Retype each entry below, keeping every character the same.

** Begin DATA **

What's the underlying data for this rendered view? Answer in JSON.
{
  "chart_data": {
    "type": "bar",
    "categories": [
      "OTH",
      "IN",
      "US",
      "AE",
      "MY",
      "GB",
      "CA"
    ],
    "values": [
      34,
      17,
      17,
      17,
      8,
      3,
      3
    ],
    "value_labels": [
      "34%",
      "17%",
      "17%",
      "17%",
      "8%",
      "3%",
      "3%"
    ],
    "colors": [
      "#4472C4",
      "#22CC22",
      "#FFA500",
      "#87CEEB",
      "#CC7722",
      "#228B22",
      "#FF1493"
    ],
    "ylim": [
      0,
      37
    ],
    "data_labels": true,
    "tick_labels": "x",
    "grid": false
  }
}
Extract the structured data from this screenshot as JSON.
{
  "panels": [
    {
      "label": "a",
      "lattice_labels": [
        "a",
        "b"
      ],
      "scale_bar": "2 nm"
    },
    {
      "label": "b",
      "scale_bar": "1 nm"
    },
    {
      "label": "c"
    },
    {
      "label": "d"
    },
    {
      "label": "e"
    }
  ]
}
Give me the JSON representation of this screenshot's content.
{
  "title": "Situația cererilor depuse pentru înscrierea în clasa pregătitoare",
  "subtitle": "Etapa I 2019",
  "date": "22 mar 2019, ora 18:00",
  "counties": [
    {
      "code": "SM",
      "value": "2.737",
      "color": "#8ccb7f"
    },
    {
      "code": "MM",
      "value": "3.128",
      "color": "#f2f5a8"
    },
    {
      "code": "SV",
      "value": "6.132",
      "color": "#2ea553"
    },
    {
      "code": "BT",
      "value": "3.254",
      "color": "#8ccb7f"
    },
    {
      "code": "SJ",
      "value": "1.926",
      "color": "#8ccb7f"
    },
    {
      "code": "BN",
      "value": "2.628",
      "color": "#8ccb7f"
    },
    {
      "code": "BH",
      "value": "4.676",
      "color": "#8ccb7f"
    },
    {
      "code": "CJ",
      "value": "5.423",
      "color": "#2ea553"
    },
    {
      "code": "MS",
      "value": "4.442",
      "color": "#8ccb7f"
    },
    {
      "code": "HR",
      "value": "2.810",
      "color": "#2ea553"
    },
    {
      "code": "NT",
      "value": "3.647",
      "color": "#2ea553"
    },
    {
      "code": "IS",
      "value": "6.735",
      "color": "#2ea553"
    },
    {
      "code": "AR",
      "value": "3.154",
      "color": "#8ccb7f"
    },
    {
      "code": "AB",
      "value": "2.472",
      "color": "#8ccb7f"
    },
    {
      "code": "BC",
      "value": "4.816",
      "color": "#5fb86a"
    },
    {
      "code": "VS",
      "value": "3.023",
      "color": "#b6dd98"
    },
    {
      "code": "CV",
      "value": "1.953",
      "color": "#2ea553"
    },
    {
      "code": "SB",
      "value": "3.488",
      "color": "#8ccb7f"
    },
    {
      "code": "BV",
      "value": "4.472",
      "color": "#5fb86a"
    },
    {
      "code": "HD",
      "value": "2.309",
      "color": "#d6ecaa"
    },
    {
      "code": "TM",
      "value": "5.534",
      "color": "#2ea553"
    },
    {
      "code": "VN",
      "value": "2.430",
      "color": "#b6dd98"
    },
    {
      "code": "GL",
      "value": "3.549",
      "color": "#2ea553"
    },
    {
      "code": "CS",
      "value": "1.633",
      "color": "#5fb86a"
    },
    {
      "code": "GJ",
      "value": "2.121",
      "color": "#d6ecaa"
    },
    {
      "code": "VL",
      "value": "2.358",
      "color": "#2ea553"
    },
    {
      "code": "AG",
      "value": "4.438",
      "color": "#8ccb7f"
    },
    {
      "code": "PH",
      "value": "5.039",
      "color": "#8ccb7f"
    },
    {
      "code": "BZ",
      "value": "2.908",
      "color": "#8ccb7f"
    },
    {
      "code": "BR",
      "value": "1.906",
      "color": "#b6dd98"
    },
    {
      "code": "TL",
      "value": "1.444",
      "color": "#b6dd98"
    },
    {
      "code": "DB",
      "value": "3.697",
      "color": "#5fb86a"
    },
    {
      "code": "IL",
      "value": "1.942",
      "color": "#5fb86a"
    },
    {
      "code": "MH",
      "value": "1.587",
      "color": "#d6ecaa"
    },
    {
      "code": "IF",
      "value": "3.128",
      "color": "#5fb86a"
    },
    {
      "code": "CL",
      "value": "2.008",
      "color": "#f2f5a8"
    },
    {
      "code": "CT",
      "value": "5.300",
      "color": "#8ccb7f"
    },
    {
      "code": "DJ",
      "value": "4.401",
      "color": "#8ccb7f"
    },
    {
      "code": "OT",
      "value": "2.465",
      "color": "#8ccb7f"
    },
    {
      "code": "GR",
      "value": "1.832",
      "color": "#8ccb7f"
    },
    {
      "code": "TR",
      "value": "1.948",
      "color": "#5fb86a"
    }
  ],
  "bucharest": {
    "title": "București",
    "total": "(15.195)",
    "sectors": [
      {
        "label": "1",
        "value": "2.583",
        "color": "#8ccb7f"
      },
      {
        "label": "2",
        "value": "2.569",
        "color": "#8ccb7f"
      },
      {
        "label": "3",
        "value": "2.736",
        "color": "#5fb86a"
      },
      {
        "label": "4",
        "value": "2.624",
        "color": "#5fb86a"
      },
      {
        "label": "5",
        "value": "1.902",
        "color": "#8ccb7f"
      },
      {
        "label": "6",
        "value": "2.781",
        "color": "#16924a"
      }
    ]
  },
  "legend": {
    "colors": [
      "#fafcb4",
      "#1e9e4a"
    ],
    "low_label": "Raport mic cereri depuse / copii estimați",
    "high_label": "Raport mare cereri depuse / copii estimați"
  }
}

** End DATA **

* _RESPONSE TO THE EXERCISE_:
What's the underlying data for this rendered view? Answer in JSON.
{
  "chart_data": {
    "type": "bar",
    "categories": [
      "OTH",
      "IN",
      "US",
      "AE",
      "MY",
      "GB",
      "CA"
    ],
    "values": [
      34,
      17,
      17,
      17,
      8,
      3,
      3
    ],
    "value_labels": [
      "34%",
      "17%",
      "17%",
      "17%",
      "8%",
      "3%",
      "3%"
    ],
    "colors": [
      "#4472C4",
      "#22CC22",
      "#FFA500",
      "#87CEEB",
      "#CC7722",
      "#228B22",
      "#FF1493"
    ],
    "ylim": [
      0,
      37
    ],
    "data_labels": true,
    "tick_labels": "x",
    "grid": false
  }
}
Extract the structured data from this screenshot as JSON.
{
  "panels": [
    {
      "label": "a",
      "lattice_labels": [
        "a",
        "b"
      ],
      "scale_bar": "2 nm"
    },
    {
      "label": "b",
      "scale_bar": "1 nm"
    },
    {
      "label": "c"
    },
    {
      "label": "d"
    },
    {
      "label": "e"
    }
  ]
}
Give me the JSON representation of this screenshot's content.
{
  "title": "Situația cererilor depuse pentru înscrierea în clasa pregătitoare",
  "subtitle": "Etapa I 2019",
  "date": "22 mar 2019, ora 18:00",
  "counties": [
    {
      "code": "SM",
      "value": "2.737",
      "color": "#8ccb7f"
    },
    {
      "code": "MM",
      "value": "3.128",
      "color": "#f2f5a8"
    },
    {
      "code": "SV",
      "value": "6.132",
      "color": "#2ea553"
    },
    {
      "code": "BT",
      "value": "3.254",
      "color": "#8ccb7f"
    },
    {
      "code": "SJ",
      "value": "1.926",
      "color": "#8ccb7f"
    },
    {
      "code": "BN",
      "value": "2.628",
      "color": "#8ccb7f"
    },
    {
      "code": "BH",
      "value": "4.676",
      "color": "#8ccb7f"
    },
    {
      "code": "CJ",
      "value": "5.423",
      "color": "#2ea553"
    },
    {
      "code": "MS",
      "value": "4.442",
      "color": "#8ccb7f"
    },
    {
      "code": "HR",
      "value": "2.810",
      "color": "#2ea553"
    },
    {
      "code": "NT",
      "value": "3.647",
      "color": "#2ea553"
    },
    {
      "code": "IS",
      "value": "6.735",
      "color": "#2ea553"
    },
    {
      "code": "AR",
      "value": "3.154",
      "color": "#8ccb7f"
    },
    {
      "code": "AB",
      "value": "2.472",
      "color": "#8ccb7f"
    },
    {
      "code": "BC",
      "value": "4.816",
      "color": "#5fb86a"
    },
    {
      "code": "VS",
      "value": "3.023",
      "color": "#b6dd98"
    },
    {
      "code": "CV",
      "value": "1.953",
      "color": "#2ea553"
    },
    {
      "code": "SB",
      "value": "3.488",
      "color": "#8ccb7f"
    },
    {
      "code": "BV",
      "value": "4.472",
      "color": "#5fb86a"
    },
    {
      "code": "HD",
      "value": "2.309",
      "color": "#d6ecaa"
    },
    {
      "code": "TM",
      "value": "5.534",
      "color": "#2ea553"
    },
    {
      "code": "VN",
      "value": "2.430",
      "color": "#b6dd98"
    },
    {
      "code": "GL",
      "value": "3.549",
      "color": "#2ea553"
    },
    {
      "code": "CS",
      "value": "1.633",
      "color": "#5fb86a"
    },
    {
      "code": "GJ",
      "value": "2.121",
      "color": "#d6ecaa"
    },
    {
      "code": "VL",
      "value": "2.358",
      "color": "#2ea553"
    },
    {
      "code": "AG",
      "value": "4.438",
      "color": "#8ccb7f"
    },
    {
      "code": "PH",
      "value": "5.039",
      "color": "#8ccb7f"
    },
    {
      "code": "BZ",
      "value": "2.908",
      "color": "#8ccb7f"
    },
    {
      "code": "BR",
      "value": "1.906",
      "color": "#b6dd98"
    },
    {
      "code": "TL",
      "value": "1.444",
      "color": "#b6dd98"
    },
    {
      "code": "DB",
      "value": "3.697",
      "color": "#5fb86a"
    },
    {
      "code": "IL",
      "value": "1.942",
      "color": "#5fb86a"
    },
    {
      "code": "MH",
      "value": "1.587",
      "color": "#d6ecaa"
    },
    {
      "code": "IF",
      "value": "3.128",
      "color": "#5fb86a"
    },
    {
      "code": "CL",
      "value": "2.008",
      "color": "#f2f5a8"
    },
    {
      "code": "CT",
      "value": "5.300",
      "color": "#8ccb7f"
    },
    {
      "code": "DJ",
      "value": "4.401",
      "color": "#8ccb7f"
    },
    {
      "code": "OT",
      "value": "2.465",
      "color": "#8ccb7f"
    },
    {
      "code": "GR",
      "value": "1.832",
      "color": "#8ccb7f"
    },
    {
      "code": "TR",
      "value": "1.948",
      "color": "#5fb86a"
    }
  ],
  "bucharest": {
    "title": "București",
    "total": "(15.195)",
    "sectors": [
      {
        "label": "1",
        "value": "2.583",
        "color": "#8ccb7f"
      },
      {
        "label": "2",
        "value": "2.569",
        "color": "#8ccb7f"
      },
      {
        "label": "3",
        "value": "2.736",
        "color": "#5fb86a"
      },
      {
        "label": "4",
        "value": "2.624",
        "color": "#5fb86a"
      },
      {
        "label": "5",
        "value": "1.902",
        "color": "#8ccb7f"
      },
      {
        "label": "6",
        "value": "2.781",
        "color": "#16924a"
      }
    ]
  },
  "legend": {
    "colors": [
      "#fafcb4",
      "#1e9e4a"
    ],
    "low_label": "Raport mic cereri depuse / copii estimați",
    "high_label": "Raport mare cereri depuse / copii estimați"
  }
}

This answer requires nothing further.